— start of INPUT FOR THIS TASK —
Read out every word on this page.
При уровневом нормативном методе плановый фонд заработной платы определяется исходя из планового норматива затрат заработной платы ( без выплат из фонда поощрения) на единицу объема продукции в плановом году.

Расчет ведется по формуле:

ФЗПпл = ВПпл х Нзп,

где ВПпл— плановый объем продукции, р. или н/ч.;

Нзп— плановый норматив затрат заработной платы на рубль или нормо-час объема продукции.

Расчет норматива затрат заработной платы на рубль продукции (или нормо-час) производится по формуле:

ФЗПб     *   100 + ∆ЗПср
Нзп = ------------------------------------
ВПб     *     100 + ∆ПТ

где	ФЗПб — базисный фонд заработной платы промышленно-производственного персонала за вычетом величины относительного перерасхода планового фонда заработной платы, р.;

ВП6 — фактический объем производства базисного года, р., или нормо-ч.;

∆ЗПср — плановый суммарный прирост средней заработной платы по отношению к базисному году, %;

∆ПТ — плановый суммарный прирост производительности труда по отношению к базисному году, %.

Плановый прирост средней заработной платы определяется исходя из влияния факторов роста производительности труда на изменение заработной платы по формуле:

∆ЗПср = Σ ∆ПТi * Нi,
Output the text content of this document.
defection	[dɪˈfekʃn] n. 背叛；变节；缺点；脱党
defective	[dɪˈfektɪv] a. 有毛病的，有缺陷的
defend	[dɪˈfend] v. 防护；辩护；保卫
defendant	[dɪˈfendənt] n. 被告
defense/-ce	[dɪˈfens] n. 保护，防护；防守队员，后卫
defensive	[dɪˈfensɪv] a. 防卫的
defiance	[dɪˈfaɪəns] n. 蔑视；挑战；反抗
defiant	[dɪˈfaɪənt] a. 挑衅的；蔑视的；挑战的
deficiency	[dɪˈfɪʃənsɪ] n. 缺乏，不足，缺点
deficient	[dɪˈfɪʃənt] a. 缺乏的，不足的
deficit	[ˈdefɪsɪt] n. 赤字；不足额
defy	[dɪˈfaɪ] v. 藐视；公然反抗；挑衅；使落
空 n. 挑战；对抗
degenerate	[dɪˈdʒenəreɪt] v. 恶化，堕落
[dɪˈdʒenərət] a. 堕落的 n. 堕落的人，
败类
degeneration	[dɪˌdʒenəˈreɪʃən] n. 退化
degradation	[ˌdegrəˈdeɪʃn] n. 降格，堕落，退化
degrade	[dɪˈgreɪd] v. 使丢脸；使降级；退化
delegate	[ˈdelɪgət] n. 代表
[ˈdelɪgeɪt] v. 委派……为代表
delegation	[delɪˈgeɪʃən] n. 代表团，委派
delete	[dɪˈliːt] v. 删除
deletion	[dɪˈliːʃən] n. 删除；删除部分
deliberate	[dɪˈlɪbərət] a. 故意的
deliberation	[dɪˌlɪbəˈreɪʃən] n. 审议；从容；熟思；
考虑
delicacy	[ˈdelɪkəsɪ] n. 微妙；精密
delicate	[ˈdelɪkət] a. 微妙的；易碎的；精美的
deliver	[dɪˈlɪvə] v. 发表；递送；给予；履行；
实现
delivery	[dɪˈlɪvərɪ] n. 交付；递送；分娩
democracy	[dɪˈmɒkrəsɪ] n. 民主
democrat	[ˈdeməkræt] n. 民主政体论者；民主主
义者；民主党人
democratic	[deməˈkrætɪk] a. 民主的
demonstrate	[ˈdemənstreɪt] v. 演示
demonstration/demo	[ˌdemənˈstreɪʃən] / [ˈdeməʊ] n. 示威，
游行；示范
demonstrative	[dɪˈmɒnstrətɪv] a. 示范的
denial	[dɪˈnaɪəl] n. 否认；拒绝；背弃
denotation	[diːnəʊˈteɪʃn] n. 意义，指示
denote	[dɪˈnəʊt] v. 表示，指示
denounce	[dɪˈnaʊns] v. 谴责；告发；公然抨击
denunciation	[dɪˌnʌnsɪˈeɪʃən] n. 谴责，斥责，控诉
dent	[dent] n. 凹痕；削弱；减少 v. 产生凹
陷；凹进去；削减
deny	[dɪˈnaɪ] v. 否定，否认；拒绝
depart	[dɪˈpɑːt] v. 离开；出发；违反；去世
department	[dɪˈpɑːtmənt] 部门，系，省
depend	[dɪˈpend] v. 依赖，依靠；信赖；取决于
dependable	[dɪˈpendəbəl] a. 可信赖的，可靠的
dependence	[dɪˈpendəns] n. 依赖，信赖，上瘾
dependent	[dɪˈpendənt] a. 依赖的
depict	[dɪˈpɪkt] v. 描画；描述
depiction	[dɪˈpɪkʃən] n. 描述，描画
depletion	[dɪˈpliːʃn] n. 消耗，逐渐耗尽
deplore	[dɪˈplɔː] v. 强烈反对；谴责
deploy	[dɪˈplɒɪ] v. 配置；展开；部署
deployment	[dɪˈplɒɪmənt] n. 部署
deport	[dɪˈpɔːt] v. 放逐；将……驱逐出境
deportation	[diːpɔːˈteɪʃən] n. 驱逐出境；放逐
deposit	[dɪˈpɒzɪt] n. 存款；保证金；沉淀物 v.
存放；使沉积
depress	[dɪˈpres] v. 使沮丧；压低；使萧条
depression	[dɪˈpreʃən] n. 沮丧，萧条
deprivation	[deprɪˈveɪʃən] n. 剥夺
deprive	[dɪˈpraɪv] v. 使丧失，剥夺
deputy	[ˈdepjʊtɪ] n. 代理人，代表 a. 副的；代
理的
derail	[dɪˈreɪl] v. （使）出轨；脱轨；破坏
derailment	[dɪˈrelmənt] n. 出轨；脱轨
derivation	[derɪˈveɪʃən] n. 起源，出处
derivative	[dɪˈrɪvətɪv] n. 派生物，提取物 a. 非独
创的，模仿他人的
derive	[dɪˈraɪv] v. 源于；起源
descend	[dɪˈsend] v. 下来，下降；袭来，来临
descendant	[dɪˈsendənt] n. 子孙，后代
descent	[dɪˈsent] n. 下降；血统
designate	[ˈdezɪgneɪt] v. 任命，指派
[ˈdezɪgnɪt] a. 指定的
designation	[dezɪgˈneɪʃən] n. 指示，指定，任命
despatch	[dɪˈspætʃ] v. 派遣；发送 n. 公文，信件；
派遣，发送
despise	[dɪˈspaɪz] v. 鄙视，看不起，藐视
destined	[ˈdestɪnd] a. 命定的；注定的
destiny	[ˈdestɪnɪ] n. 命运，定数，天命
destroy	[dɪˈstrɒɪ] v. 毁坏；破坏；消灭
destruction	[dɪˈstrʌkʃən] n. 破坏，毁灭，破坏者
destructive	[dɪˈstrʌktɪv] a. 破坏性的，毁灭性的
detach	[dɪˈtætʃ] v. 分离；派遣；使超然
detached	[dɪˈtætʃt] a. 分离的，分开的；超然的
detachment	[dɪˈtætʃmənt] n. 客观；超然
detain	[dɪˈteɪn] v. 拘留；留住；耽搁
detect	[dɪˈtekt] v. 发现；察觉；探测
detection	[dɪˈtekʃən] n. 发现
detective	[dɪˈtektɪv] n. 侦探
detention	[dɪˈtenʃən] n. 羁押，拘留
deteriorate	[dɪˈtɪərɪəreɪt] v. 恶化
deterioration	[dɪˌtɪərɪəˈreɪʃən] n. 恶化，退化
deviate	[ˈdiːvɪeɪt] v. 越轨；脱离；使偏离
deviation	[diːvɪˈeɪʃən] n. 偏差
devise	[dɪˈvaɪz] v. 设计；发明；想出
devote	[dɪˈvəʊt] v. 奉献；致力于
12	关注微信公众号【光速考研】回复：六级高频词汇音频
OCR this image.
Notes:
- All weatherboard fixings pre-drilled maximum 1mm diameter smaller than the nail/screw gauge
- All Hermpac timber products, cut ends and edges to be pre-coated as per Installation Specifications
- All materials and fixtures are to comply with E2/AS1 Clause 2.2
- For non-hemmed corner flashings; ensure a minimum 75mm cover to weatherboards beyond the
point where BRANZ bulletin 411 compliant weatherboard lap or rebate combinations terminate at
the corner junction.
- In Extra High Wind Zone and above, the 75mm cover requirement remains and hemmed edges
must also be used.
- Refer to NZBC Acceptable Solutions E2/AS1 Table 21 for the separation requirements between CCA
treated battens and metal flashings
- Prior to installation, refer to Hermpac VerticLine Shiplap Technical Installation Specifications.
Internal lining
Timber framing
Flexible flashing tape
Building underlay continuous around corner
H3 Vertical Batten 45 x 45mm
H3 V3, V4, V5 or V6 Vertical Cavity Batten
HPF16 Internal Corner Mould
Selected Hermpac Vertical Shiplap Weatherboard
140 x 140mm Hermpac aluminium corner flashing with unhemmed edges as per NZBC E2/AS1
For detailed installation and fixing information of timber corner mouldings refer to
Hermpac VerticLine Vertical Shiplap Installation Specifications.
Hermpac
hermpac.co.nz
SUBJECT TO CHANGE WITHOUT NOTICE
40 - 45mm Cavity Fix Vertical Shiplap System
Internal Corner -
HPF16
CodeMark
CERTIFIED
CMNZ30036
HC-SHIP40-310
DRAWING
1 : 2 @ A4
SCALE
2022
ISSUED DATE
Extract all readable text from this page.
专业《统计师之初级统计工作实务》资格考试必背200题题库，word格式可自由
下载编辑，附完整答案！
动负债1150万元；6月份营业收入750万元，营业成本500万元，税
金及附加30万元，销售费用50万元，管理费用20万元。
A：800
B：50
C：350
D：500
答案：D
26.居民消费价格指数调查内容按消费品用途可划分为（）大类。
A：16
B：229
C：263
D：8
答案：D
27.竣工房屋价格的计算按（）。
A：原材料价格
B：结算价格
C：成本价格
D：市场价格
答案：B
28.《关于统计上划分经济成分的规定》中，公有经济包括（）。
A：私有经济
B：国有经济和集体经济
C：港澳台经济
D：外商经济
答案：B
— end of INPUT FOR THIS TASK —
● EXERCISE
Identify each line holding the string "Shiplap", and copy it out.

● ANSWER TO THIS TASK
- Prior to installation, refer to Hermpac VerticLine Shiplap Technical Installation Specifications.
Selected Hermpac Vertical Shiplap Weatherboard
Hermpac VerticLine Vertical Shiplap Installation Specifications.
40 - 45mm Cavity Fix Vertical Shiplap System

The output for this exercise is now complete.